Records from a data source:
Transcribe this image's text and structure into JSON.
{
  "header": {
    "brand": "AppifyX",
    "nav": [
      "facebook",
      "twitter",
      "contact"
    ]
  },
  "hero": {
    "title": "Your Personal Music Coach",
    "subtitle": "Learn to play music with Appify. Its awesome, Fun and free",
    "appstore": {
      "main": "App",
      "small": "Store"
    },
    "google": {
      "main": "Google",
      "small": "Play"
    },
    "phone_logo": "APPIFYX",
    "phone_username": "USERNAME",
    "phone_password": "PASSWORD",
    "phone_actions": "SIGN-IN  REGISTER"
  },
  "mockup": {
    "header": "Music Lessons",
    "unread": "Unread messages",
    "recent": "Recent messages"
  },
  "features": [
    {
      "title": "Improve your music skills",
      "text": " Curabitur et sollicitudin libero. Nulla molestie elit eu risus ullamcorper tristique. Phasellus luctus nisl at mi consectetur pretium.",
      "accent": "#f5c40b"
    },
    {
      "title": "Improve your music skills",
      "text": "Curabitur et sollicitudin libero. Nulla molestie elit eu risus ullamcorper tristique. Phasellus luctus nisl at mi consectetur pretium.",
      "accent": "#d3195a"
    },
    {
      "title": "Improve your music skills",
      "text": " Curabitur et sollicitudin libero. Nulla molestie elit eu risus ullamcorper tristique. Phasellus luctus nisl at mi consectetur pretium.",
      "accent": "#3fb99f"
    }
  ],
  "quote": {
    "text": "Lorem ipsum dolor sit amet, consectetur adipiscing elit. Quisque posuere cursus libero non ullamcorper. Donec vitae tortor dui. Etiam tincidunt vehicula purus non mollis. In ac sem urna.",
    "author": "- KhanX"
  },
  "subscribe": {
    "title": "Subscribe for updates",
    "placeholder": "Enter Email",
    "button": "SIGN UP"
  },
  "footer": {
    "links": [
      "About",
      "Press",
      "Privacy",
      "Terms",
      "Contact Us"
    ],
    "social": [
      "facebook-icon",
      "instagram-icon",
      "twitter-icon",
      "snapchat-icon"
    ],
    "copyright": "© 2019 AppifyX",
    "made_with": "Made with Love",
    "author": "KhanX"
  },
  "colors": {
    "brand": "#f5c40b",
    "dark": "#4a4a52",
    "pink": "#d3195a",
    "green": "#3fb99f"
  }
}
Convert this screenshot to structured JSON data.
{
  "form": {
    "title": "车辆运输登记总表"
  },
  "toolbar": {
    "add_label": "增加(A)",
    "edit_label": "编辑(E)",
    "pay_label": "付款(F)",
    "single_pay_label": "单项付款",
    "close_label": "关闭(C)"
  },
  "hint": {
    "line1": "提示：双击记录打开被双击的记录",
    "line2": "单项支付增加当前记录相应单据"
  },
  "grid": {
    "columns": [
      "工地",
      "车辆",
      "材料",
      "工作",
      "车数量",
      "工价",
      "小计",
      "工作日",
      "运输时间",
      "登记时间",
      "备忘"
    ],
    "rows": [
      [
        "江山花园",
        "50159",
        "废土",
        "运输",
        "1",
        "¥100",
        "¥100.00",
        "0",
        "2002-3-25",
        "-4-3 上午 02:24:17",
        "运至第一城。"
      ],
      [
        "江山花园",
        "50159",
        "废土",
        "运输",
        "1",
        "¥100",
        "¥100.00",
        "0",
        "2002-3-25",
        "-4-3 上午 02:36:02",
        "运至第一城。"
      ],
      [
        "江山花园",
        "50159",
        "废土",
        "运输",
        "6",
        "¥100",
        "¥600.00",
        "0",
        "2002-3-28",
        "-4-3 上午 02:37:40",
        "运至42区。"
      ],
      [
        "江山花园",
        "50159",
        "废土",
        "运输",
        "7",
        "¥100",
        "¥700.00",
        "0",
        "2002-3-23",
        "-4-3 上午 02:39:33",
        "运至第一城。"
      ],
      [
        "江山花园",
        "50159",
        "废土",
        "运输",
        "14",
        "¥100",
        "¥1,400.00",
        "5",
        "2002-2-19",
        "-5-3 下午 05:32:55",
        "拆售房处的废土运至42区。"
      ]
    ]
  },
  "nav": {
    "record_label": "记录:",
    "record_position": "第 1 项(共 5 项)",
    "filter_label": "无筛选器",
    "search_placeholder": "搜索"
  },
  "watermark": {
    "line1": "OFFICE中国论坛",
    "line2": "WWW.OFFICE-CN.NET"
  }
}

# What this task involves:
Scan the material above for the string "messages" and report each line where you find it.

# Exercise output:
    "unread": "Unread messages",
    "recent": "Recent messages"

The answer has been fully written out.